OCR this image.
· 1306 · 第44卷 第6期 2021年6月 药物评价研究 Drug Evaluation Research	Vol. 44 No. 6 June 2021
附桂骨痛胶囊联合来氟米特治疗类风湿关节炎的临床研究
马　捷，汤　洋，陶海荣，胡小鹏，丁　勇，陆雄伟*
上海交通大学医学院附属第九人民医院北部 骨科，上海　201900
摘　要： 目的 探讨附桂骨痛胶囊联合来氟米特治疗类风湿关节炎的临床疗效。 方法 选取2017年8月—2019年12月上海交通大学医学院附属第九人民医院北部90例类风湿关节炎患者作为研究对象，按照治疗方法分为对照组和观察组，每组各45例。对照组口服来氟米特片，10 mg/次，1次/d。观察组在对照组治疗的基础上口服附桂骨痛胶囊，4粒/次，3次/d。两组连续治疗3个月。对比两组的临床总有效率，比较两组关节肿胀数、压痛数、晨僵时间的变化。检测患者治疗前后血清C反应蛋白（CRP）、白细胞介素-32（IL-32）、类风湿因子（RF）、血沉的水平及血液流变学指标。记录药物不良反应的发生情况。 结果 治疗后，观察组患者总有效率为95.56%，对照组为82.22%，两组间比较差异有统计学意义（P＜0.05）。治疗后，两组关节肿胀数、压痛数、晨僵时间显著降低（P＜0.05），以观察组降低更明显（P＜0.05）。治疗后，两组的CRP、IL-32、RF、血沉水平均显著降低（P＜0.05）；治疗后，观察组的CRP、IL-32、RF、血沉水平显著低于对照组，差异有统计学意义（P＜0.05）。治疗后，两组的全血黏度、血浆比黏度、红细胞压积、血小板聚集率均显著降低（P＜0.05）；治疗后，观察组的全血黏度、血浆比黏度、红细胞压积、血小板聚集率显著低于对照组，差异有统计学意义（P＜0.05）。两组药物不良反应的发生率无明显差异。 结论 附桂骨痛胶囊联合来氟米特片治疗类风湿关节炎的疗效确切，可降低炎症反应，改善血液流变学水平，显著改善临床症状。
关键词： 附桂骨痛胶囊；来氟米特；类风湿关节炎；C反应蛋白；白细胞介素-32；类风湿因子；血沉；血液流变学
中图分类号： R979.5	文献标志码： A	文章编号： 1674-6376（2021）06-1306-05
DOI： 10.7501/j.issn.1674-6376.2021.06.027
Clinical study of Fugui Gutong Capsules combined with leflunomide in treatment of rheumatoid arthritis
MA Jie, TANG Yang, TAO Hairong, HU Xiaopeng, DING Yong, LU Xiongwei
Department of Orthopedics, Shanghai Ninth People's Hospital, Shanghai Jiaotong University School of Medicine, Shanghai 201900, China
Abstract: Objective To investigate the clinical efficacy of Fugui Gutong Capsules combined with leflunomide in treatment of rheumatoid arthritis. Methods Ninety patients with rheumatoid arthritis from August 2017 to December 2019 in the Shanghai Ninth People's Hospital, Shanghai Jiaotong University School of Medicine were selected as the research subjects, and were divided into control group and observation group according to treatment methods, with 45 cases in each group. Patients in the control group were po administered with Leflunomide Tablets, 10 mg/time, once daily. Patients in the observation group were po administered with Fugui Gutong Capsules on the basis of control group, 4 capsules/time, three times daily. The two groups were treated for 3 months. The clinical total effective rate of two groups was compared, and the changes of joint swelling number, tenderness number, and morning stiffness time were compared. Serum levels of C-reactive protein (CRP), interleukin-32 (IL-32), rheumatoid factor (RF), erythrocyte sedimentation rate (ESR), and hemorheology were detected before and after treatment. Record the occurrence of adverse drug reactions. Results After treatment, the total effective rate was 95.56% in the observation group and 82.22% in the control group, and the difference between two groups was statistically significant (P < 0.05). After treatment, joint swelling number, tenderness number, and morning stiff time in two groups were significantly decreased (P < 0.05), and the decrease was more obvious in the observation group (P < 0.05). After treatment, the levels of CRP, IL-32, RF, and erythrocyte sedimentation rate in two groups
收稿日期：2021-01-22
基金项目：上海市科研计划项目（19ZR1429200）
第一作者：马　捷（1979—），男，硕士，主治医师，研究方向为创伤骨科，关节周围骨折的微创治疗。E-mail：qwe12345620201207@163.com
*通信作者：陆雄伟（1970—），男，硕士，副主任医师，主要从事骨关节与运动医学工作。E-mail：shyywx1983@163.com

==============================

▶ **ASSIGNMENT**: Please give all of the entries again, exactly as written.

▶ **YOUR SOLUTION**:
OCR this image.
· 1306 · 第44卷 第6期 2021年6月 药物评价研究 Drug Evaluation Research	Vol. 44 No. 6 June 2021
附桂骨痛胶囊联合来氟米特治疗类风湿关节炎的临床研究
马　捷，汤　洋，陶海荣，胡小鹏，丁　勇，陆雄伟*
上海交通大学医学院附属第九人民医院北部 骨科，上海　201900
摘　要： 目的 探讨附桂骨痛胶囊联合来氟米特治疗类风湿关节炎的临床疗效。 方法 选取2017年8月—2019年12月上海交通大学医学院附属第九人民医院北部90例类风湿关节炎患者作为研究对象，按照治疗方法分为对照组和观察组，每组各45例。对照组口服来氟米特片，10 mg/次，1次/d。观察组在对照组治疗的基础上口服附桂骨痛胶囊，4粒/次，3次/d。两组连续治疗3个月。对比两组的临床总有效率，比较两组关节肿胀数、压痛数、晨僵时间的变化。检测患者治疗前后血清C反应蛋白（CRP）、白细胞介素-32（IL-32）、类风湿因子（RF）、血沉的水平及血液流变学指标。记录药物不良反应的发生情况。 结果 治疗后，观察组患者总有效率为95.56%，对照组为82.22%，两组间比较差异有统计学意义（P＜0.05）。治疗后，两组关节肿胀数、压痛数、晨僵时间显著降低（P＜0.05），以观察组降低更明显（P＜0.05）。治疗后，两组的CRP、IL-32、RF、血沉水平均显著降低（P＜0.05）；治疗后，观察组的CRP、IL-32、RF、血沉水平显著低于对照组，差异有统计学意义（P＜0.05）。治疗后，两组的全血黏度、血浆比黏度、红细胞压积、血小板聚集率均显著降低（P＜0.05）；治疗后，观察组的全血黏度、血浆比黏度、红细胞压积、血小板聚集率显著低于对照组，差异有统计学意义（P＜0.05）。两组药物不良反应的发生率无明显差异。 结论 附桂骨痛胶囊联合来氟米特片治疗类风湿关节炎的疗效确切，可降低炎症反应，改善血液流变学水平，显著改善临床症状。
关键词： 附桂骨痛胶囊；来氟米特；类风湿关节炎；C反应蛋白；白细胞介素-32；类风湿因子；血沉；血液流变学
中图分类号： R979.5	文献标志码： A	文章编号： 1674-6376（2021）06-1306-05
DOI： 10.7501/j.issn.1674-6376.2021.06.027
Clinical study of Fugui Gutong Capsules combined with leflunomide in treatment of rheumatoid arthritis
MA Jie, TANG Yang, TAO Hairong, HU Xiaopeng, DING Yong, LU Xiongwei
Department of Orthopedics, Shanghai Ninth People's Hospital, Shanghai Jiaotong University School of Medicine, Shanghai 201900, China
Abstract: Objective To investigate the clinical efficacy of Fugui Gutong Capsules combined with leflunomide in treatment of rheumatoid arthritis. Methods Ninety patients with rheumatoid arthritis from August 2017 to December 2019 in the Shanghai Ninth People's Hospital, Shanghai Jiaotong University School of Medicine were selected as the research subjects, and were divided into control group and observation group according to treatment methods, with 45 cases in each group. Patients in the control group were po administered with Leflunomide Tablets, 10 mg/time, once daily. Patients in the observation group were po administered with Fugui Gutong Capsules on the basis of control group, 4 capsules/time, three times daily. The two groups were treated for 3 months. The clinical total effective rate of two groups was compared, and the changes of joint swelling number, tenderness number, and morning stiffness time were compared. Serum levels of C-reactive protein (CRP), interleukin-32 (IL-32), rheumatoid factor (RF), erythrocyte sedimentation rate (ESR), and hemorheology were detected before and after treatment. Record the occurrence of adverse drug reactions. Results After treatment, the total effective rate was 95.56% in the observation group and 82.22% in the control group, and the difference between two groups was statistically significant (P < 0.05). After treatment, joint swelling number, tenderness number, and morning stiff time in two groups were significantly decreased (P < 0.05), and the decrease was more obvious in the observation group (P < 0.05). After treatment, the levels of CRP, IL-32, RF, and erythrocyte sedimentation rate in two groups
收稿日期：2021-01-22
基金项目：上海市科研计划项目（19ZR1429200）
第一作者：马　捷（1979—），男，硕士，主治医师，研究方向为创伤骨科，关节周围骨折的微创治疗。E-mail：qwe12345620201207@163.com
*通信作者：陆雄伟（1970—），男，硕士，副主任医师，主要从事骨关节与运动医学工作。E-mail：shyywx1983@163.com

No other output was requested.